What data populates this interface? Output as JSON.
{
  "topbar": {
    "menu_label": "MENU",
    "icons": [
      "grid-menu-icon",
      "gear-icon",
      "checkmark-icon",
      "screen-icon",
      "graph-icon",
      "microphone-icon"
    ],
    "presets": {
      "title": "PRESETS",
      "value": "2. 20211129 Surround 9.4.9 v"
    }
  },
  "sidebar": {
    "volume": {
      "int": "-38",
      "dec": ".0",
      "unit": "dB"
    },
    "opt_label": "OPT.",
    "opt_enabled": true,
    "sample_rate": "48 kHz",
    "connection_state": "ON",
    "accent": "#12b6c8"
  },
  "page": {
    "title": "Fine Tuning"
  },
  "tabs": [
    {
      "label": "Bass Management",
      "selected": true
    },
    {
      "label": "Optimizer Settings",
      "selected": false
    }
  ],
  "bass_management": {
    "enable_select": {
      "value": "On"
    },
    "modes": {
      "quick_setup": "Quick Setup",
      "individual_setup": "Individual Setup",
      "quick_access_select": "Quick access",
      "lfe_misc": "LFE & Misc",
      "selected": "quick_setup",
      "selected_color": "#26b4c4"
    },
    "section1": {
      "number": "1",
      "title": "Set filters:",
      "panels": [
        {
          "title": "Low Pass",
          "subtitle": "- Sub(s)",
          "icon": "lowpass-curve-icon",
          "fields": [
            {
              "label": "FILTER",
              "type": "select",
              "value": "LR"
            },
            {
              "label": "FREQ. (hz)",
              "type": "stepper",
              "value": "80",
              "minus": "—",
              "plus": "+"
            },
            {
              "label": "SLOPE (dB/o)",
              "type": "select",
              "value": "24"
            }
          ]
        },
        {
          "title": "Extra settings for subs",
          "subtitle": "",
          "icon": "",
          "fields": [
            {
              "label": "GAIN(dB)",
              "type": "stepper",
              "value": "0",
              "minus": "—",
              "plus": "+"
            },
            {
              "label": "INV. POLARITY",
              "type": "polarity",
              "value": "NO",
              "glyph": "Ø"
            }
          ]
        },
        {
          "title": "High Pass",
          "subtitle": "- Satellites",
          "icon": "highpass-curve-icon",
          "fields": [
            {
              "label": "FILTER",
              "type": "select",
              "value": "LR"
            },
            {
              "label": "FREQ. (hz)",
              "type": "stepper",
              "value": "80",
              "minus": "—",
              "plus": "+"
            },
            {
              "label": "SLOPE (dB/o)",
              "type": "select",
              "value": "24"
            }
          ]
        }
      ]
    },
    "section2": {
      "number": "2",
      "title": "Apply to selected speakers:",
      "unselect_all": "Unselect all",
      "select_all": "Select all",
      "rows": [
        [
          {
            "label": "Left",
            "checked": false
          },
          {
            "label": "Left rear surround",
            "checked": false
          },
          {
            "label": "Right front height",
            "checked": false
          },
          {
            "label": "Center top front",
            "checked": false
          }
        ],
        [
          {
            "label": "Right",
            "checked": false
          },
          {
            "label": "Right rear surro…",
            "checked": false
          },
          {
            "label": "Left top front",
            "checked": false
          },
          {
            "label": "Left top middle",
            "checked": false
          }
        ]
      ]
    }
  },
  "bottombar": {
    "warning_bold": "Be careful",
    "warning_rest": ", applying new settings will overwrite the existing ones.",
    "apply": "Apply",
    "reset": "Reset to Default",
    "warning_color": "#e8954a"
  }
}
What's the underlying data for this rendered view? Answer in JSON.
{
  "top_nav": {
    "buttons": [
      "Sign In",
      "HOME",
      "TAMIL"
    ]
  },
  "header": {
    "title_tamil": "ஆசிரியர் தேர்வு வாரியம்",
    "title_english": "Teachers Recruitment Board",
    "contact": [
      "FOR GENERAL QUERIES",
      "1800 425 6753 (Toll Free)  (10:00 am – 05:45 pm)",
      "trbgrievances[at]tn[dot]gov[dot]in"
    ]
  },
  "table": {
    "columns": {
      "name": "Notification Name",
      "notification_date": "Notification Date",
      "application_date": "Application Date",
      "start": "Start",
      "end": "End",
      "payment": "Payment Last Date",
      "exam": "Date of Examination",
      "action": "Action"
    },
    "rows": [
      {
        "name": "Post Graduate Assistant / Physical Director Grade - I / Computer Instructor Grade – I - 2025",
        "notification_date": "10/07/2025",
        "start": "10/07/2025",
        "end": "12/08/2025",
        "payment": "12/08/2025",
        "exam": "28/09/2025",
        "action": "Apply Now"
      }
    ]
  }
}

_ _ _ _ _

Objective: From the line containing "What's the underlying" to the last line of the material, please quote every line exactly and only those.

Full response:
What's the underlying data for this rendered view? Answer in JSON.
{
  "top_nav": {
    "buttons": [
      "Sign In",
      "HOME",
      "TAMIL"
    ]
  },
  "header": {
    "title_tamil": "ஆசிரியர் தேர்வு வாரியம்",
    "title_english": "Teachers Recruitment Board",
    "contact": [
      "FOR GENERAL QUERIES",
      "1800 425 6753 (Toll Free)  (10:00 am – 05:45 pm)",
      "trbgrievances[at]tn[dot]gov[dot]in"
    ]
  },
  "table": {
    "columns": {
      "name": "Notification Name",
      "notification_date": "Notification Date",
      "application_date": "Application Date",
      "start": "Start",
      "end": "End",
      "payment": "Payment Last Date",
      "exam": "Date of Examination",
      "action": "Action"
    },
    "rows": [
      {
        "name": "Post Graduate Assistant / Physical Director Grade - I / Computer Instructor Grade – I - 2025",
        "notification_date": "10/07/2025",
        "start": "10/07/2025",
        "end": "12/08/2025",
        "payment": "12/08/2025",
        "exam": "28/09/2025",
        "action": "Apply Now"
      }
    ]
  }
}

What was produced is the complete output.